--- Set exercise ---
Return each line of the material verbatim.

--- Input for this task ---
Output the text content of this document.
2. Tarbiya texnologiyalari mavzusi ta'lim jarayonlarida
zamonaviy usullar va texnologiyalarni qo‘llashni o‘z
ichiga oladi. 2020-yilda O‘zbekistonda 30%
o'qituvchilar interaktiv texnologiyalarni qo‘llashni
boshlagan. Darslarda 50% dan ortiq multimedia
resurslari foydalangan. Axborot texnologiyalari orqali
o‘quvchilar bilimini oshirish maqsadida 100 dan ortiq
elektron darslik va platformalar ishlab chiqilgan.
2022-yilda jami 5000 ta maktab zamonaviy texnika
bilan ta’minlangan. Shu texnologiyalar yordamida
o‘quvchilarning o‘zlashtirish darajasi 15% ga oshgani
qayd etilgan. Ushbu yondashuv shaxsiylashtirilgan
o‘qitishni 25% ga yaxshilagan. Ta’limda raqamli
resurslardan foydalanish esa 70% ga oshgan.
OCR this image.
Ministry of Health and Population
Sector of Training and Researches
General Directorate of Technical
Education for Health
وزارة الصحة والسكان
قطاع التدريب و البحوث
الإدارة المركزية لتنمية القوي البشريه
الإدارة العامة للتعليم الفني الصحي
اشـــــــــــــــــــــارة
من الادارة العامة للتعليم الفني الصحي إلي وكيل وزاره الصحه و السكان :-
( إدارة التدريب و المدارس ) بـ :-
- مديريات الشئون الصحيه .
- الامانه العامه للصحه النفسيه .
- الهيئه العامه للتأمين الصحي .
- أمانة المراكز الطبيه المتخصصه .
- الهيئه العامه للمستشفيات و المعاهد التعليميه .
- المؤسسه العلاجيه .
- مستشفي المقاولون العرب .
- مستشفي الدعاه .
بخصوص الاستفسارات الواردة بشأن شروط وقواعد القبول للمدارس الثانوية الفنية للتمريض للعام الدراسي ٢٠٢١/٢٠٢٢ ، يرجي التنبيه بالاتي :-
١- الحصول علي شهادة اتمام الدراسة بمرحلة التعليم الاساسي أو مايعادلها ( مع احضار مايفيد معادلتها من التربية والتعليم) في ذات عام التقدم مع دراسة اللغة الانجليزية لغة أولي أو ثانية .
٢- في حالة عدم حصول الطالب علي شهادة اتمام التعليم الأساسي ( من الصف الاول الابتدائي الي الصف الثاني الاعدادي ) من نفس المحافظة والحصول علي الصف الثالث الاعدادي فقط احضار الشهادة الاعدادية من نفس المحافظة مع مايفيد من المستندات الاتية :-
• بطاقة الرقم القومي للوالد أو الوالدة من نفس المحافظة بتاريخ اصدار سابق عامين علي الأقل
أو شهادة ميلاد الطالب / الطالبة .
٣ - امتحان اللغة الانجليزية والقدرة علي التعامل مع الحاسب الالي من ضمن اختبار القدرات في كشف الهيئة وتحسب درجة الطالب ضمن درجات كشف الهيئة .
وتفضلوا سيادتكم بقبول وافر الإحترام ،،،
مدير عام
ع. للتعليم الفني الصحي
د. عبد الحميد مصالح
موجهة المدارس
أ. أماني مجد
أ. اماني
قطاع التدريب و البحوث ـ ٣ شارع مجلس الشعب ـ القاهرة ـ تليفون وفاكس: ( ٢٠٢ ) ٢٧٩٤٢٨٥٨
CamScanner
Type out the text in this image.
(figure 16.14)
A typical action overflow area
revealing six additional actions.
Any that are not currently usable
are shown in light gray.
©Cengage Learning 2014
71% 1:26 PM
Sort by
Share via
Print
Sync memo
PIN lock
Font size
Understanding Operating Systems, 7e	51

--- Output of the task ---
Output the text content of this document.
2. Tarbiya texnologiyalari mavzusi ta'lim jarayonlarida
zamonaviy usullar va texnologiyalarni qo‘llashni o‘z
ichiga oladi. 2020-yilda O‘zbekistonda 30%
o'qituvchilar interaktiv texnologiyalarni qo‘llashni
boshlagan. Darslarda 50% dan ortiq multimedia
resurslari foydalangan. Axborot texnologiyalari orqali
o‘quvchilar bilimini oshirish maqsadida 100 dan ortiq
elektron darslik va platformalar ishlab chiqilgan.
2022-yilda jami 5000 ta maktab zamonaviy texnika
bilan ta’minlangan. Shu texnologiyalar yordamida
o‘quvchilarning o‘zlashtirish darajasi 15% ga oshgani
qayd etilgan. Ushbu yondashuv shaxsiylashtirilgan
o‘qitishni 25% ga yaxshilagan. Ta’limda raqamli
resurslardan foydalanish esa 70% ga oshgan.
OCR this image.
Ministry of Health and Population
Sector of Training and Researches
General Directorate of Technical
Education for Health
وزارة الصحة والسكان
قطاع التدريب و البحوث
الإدارة المركزية لتنمية القوي البشريه
الإدارة العامة للتعليم الفني الصحي
اشـــــــــــــــــــــارة
من الادارة العامة للتعليم الفني الصحي إلي وكيل وزاره الصحه و السكان :-
( إدارة التدريب و المدارس ) بـ :-
- مديريات الشئون الصحيه .
- الامانه العامه للصحه النفسيه .
- الهيئه العامه للتأمين الصحي .
- أمانة المراكز الطبيه المتخصصه .
- الهيئه العامه للمستشفيات و المعاهد التعليميه .
- المؤسسه العلاجيه .
- مستشفي المقاولون العرب .
- مستشفي الدعاه .
بخصوص الاستفسارات الواردة بشأن شروط وقواعد القبول للمدارس الثانوية الفنية للتمريض للعام الدراسي ٢٠٢١/٢٠٢٢ ، يرجي التنبيه بالاتي :-
١- الحصول علي شهادة اتمام الدراسة بمرحلة التعليم الاساسي أو مايعادلها ( مع احضار مايفيد معادلتها من التربية والتعليم) في ذات عام التقدم مع دراسة اللغة الانجليزية لغة أولي أو ثانية .
٢- في حالة عدم حصول الطالب علي شهادة اتمام التعليم الأساسي ( من الصف الاول الابتدائي الي الصف الثاني الاعدادي ) من نفس المحافظة والحصول علي الصف الثالث الاعدادي فقط احضار الشهادة الاعدادية من نفس المحافظة مع مايفيد من المستندات الاتية :-
• بطاقة الرقم القومي للوالد أو الوالدة من نفس المحافظة بتاريخ اصدار سابق عامين علي الأقل
أو شهادة ميلاد الطالب / الطالبة .
٣ - امتحان اللغة الانجليزية والقدرة علي التعامل مع الحاسب الالي من ضمن اختبار القدرات في كشف الهيئة وتحسب درجة الطالب ضمن درجات كشف الهيئة .
وتفضلوا سيادتكم بقبول وافر الإحترام ،،،
مدير عام
ع. للتعليم الفني الصحي
د. عبد الحميد مصالح
موجهة المدارس
أ. أماني مجد
أ. اماني
قطاع التدريب و البحوث ـ ٣ شارع مجلس الشعب ـ القاهرة ـ تليفون وفاكس: ( ٢٠٢ ) ٢٧٩٤٢٨٥٨
CamScanner
Type out the text in this image.
(figure 16.14)
A typical action overflow area
revealing six additional actions.
Any that are not currently usable
are shown in light gray.
©Cengage Learning 2014
71% 1:26 PM
Sort by
Share via
Print
Sync memo
PIN lock
Font size
Understanding Operating Systems, 7e	51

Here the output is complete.